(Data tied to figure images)
** Begin **

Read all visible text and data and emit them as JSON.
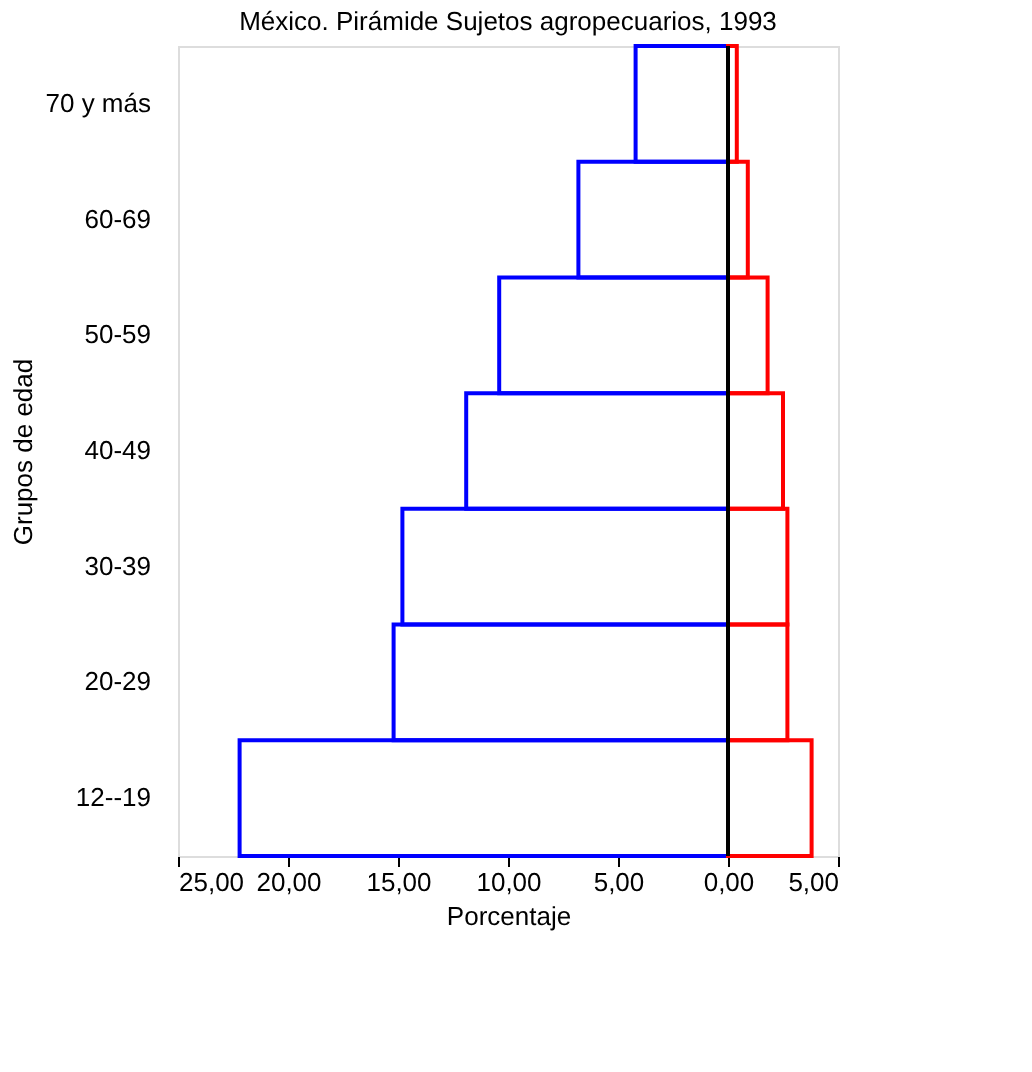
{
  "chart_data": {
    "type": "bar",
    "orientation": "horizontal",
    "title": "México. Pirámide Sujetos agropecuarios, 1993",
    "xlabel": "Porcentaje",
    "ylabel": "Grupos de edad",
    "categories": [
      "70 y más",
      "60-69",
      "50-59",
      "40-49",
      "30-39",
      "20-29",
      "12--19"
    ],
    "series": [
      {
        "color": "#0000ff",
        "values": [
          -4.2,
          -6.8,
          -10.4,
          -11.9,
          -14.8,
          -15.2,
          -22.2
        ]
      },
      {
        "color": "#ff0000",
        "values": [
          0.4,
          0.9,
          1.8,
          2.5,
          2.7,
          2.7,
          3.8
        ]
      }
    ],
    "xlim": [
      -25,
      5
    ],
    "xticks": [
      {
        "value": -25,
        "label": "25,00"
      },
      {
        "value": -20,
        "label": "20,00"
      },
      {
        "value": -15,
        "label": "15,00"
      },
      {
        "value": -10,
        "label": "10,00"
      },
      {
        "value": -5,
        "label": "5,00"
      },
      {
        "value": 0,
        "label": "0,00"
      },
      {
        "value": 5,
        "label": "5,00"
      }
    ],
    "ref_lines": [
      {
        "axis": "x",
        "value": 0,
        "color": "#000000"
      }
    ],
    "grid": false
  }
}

** End **

◆ **Work required**:
Make an exact reproduction of the listing above, without any pictures.

◆ **Result of this task**:
Read all visible text and data and emit them as JSON.
{
  "chart_data": {
    "type": "bar",
    "orientation": "horizontal",
    "title": "México. Pirámide Sujetos agropecuarios, 1993",
    "xlabel": "Porcentaje",
    "ylabel": "Grupos de edad",
    "categories": [
      "70 y más",
      "60-69",
      "50-59",
      "40-49",
      "30-39",
      "20-29",
      "12--19"
    ],
    "series": [
      {
        "color": "#0000ff",
        "values": [
          -4.2,
          -6.8,
          -10.4,
          -11.9,
          -14.8,
          -15.2,
          -22.2
        ]
      },
      {
        "color": "#ff0000",
        "values": [
          0.4,
          0.9,
          1.8,
          2.5,
          2.7,
          2.7,
          3.8
        ]
      }
    ],
    "xlim": [
      -25,
      5
    ],
    "xticks": [
      {
        "value": -25,
        "label": "25,00"
      },
      {
        "value": -20,
        "label": "20,00"
      },
      {
        "value": -15,
        "label": "15,00"
      },
      {
        "value": -10,
        "label": "10,00"
      },
      {
        "value": -5,
        "label": "5,00"
      },
      {
        "value": 0,
        "label": "0,00"
      },
      {
        "value": 5,
        "label": "5,00"
      }
    ],
    "ref_lines": [
      {
        "axis": "x",
        "value": 0,
        "color": "#000000"
      }
    ],
    "grid": false
  }
}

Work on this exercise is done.